== REQUEST ==
Show every line below where "JSON" can be found.

== SOURCE RECORDS ==
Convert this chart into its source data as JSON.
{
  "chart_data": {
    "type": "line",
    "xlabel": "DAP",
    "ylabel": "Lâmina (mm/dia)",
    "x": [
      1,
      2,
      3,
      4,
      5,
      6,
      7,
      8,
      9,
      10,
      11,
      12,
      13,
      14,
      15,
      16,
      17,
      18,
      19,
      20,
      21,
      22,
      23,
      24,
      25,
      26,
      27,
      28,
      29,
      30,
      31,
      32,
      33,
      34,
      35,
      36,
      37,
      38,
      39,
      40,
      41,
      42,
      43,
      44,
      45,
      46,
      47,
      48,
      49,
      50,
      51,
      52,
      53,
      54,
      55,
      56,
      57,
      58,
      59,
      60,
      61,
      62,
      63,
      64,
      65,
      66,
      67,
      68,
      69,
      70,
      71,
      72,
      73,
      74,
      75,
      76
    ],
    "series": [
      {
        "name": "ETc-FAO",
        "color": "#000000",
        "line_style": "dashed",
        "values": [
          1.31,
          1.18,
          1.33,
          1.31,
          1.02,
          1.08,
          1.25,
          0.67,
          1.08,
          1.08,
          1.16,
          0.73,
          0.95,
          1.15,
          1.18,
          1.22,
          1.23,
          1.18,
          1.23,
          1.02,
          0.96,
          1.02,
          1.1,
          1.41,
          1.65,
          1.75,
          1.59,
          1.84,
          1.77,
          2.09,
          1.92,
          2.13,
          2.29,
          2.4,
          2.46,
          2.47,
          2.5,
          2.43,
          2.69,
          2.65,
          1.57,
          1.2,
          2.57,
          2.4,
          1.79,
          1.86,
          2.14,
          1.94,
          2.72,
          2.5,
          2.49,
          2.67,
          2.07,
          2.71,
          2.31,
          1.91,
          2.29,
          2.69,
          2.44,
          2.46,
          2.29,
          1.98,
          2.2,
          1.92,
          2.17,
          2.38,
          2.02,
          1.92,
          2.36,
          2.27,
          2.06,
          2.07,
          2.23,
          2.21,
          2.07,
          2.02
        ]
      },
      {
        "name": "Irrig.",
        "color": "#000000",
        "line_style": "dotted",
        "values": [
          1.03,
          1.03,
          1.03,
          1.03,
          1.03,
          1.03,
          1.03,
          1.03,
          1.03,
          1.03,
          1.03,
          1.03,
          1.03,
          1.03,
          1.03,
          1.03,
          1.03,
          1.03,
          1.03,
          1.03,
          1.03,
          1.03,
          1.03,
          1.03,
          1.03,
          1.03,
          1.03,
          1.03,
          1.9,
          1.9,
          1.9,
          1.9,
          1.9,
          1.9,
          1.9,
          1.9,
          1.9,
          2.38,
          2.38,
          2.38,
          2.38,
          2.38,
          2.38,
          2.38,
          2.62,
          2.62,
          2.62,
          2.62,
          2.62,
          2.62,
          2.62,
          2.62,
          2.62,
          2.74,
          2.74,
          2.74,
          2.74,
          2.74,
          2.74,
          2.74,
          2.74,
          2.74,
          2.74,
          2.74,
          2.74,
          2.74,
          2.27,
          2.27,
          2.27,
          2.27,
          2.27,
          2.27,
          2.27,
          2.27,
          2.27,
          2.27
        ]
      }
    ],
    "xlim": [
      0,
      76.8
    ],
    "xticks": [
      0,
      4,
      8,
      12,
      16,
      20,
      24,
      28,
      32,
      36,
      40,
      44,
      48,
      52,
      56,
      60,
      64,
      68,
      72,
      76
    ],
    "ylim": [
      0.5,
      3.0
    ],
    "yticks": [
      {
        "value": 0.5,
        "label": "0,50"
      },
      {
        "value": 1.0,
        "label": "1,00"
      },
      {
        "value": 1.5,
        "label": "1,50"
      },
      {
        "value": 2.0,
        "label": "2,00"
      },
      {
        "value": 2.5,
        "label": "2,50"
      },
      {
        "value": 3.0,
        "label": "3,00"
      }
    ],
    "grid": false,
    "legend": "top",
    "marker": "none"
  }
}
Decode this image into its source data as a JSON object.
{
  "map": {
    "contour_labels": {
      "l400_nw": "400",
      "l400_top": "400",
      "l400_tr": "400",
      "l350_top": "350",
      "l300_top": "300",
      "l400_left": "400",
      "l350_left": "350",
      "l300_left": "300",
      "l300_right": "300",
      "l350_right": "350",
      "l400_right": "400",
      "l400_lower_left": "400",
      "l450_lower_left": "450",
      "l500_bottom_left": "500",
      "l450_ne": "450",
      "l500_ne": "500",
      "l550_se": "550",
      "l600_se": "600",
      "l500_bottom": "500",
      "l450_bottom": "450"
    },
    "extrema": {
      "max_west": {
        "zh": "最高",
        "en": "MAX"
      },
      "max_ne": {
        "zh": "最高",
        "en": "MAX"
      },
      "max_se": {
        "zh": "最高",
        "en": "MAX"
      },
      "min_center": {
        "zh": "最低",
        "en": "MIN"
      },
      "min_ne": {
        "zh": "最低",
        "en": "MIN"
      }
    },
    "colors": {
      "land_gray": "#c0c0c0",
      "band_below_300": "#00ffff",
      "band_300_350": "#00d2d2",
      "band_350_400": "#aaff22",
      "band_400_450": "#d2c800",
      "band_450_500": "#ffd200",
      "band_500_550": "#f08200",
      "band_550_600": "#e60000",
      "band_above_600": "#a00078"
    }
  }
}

==

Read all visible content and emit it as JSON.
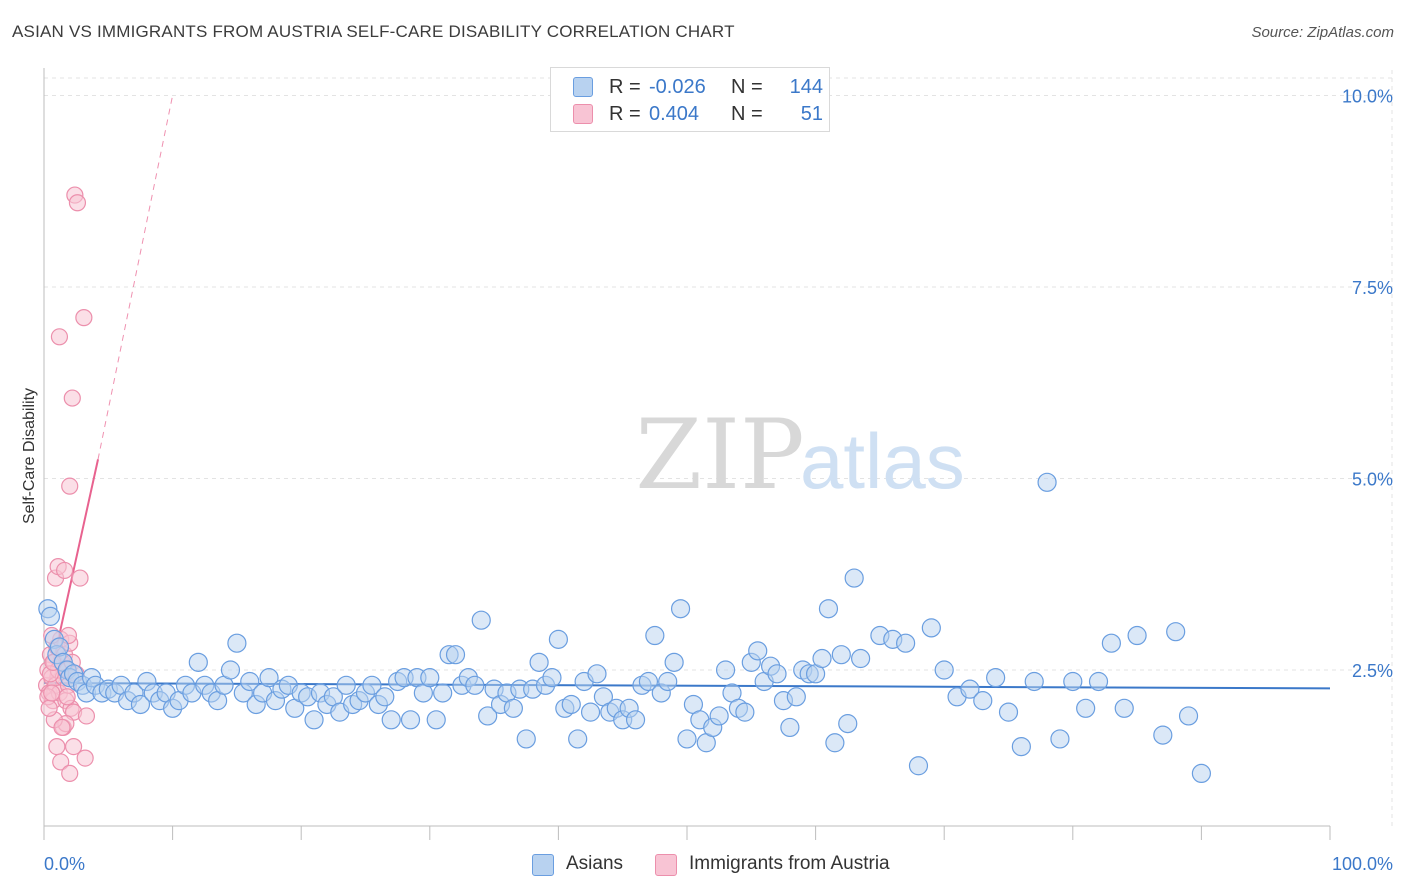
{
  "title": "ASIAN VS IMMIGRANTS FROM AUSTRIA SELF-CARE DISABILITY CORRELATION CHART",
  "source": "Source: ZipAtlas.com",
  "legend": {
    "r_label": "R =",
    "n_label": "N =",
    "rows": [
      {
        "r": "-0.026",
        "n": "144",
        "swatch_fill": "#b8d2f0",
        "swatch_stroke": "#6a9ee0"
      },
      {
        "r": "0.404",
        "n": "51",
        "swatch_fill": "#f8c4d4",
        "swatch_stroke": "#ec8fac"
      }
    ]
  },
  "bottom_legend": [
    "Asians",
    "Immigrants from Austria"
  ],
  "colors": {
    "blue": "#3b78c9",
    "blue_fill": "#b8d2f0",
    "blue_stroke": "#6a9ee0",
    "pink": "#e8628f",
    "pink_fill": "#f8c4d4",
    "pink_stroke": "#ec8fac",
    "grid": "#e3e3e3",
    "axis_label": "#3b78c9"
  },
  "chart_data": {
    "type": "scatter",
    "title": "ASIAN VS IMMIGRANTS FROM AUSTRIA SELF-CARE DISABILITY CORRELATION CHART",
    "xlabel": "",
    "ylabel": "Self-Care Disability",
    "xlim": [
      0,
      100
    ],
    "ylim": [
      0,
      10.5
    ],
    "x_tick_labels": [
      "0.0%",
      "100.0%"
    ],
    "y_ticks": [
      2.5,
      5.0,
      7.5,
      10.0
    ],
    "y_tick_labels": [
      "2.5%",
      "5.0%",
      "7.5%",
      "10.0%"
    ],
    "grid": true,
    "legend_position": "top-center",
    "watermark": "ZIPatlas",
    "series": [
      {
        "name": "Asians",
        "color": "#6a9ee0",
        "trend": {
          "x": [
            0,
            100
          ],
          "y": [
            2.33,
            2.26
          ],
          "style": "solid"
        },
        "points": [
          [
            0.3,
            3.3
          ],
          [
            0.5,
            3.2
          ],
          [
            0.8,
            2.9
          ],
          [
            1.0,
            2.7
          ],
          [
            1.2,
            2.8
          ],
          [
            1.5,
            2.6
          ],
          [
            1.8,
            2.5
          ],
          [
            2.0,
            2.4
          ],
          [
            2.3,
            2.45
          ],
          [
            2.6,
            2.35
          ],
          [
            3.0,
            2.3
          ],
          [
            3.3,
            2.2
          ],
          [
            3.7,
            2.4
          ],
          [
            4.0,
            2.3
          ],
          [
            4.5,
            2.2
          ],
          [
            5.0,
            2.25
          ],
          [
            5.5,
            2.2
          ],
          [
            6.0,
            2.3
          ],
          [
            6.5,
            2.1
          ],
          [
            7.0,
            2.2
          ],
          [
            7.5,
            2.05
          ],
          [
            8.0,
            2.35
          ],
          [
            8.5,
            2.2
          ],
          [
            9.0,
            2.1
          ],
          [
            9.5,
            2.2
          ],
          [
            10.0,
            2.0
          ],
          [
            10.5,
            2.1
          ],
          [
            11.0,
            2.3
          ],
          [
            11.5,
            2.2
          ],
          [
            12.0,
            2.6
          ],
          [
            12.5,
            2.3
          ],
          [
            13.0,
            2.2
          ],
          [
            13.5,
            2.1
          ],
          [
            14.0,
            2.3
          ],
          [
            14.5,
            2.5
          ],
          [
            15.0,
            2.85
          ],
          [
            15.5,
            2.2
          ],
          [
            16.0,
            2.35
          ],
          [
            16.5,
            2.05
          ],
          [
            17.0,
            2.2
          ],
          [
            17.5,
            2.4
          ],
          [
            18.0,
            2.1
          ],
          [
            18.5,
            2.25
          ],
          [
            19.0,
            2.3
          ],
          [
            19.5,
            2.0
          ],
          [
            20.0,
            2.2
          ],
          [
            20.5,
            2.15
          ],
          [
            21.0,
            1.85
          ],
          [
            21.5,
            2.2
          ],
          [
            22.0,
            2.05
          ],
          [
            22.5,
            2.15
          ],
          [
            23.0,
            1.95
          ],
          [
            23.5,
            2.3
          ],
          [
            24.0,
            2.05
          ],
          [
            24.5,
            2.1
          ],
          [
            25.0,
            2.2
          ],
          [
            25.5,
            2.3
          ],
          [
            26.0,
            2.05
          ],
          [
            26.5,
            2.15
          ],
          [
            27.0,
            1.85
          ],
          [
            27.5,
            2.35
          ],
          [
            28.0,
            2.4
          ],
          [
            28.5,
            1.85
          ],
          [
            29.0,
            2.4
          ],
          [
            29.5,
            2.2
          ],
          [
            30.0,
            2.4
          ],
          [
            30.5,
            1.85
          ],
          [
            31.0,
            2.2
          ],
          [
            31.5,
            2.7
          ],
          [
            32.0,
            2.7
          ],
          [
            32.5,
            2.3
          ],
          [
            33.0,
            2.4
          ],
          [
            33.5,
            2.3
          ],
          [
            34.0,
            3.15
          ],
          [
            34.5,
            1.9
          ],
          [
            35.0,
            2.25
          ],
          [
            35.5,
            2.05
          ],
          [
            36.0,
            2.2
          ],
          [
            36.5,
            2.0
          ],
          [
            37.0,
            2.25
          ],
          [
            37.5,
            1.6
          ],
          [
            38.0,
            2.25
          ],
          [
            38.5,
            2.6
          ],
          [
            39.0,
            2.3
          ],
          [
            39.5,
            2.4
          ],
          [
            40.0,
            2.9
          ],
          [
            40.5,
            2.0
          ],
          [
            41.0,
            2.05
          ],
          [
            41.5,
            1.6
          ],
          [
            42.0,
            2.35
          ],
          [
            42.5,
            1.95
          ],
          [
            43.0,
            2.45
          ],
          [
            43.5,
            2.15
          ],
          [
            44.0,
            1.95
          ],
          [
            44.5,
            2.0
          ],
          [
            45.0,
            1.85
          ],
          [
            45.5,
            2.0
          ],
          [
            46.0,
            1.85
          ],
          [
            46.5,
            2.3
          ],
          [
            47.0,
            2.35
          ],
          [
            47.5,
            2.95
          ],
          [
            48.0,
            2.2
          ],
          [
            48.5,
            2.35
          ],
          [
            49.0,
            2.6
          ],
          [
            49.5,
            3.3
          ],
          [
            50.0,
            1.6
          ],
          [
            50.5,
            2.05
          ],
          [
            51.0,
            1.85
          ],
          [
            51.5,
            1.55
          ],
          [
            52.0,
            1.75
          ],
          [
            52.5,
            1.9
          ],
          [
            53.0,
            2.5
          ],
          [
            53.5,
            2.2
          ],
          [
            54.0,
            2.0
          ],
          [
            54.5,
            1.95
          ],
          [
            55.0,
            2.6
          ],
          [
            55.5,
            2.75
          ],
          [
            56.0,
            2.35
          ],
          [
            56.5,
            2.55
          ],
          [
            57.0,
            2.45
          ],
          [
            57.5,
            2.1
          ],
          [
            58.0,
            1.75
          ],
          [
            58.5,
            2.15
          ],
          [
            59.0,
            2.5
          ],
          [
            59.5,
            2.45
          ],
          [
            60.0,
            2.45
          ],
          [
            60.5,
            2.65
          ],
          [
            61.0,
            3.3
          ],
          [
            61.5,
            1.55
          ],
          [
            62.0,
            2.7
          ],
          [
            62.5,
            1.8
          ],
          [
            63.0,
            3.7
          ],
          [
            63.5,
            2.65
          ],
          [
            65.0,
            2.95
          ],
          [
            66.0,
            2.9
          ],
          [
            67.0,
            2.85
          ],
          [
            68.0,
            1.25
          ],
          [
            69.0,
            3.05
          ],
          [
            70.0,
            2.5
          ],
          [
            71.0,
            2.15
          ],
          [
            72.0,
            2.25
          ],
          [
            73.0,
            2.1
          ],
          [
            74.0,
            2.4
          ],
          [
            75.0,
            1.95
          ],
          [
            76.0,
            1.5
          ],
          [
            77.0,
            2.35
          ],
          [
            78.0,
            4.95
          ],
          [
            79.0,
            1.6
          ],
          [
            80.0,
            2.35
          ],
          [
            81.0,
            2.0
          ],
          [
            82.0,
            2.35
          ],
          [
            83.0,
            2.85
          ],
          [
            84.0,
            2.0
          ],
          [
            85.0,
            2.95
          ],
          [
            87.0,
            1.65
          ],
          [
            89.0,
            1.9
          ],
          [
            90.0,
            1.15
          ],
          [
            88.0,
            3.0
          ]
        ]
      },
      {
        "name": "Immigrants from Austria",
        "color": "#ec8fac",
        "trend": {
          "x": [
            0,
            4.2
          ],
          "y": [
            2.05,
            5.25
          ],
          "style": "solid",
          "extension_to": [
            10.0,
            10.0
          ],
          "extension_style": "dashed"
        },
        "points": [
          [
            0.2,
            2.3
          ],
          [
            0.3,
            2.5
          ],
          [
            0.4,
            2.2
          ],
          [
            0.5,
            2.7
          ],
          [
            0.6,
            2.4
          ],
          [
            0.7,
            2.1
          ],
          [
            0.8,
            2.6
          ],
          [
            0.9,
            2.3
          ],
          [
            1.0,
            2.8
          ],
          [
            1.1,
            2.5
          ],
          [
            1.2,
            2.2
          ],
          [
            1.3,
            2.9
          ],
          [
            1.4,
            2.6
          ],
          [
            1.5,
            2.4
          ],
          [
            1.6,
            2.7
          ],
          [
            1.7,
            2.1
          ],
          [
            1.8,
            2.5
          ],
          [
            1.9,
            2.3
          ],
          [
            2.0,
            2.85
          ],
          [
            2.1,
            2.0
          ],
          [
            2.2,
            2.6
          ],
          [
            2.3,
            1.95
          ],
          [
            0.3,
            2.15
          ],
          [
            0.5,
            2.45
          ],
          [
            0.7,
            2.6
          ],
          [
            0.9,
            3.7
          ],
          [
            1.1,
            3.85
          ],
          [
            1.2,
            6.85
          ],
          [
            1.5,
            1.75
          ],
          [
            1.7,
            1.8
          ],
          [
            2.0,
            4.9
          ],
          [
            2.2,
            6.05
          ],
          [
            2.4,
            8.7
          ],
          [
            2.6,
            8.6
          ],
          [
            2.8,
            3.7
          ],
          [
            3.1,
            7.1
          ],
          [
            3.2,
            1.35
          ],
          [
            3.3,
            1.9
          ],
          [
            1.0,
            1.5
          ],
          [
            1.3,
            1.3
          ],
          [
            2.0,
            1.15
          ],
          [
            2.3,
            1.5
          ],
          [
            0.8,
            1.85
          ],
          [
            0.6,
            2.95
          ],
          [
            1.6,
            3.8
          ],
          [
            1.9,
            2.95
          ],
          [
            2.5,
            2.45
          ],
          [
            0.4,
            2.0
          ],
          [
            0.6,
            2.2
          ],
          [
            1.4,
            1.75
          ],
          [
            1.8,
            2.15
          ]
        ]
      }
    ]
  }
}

== EXERCISE ANSWER ==
Convert this chart into its source data as JSON.
Decode this image into its source data as a JSON object.
Read all visible content and emit it as JSON.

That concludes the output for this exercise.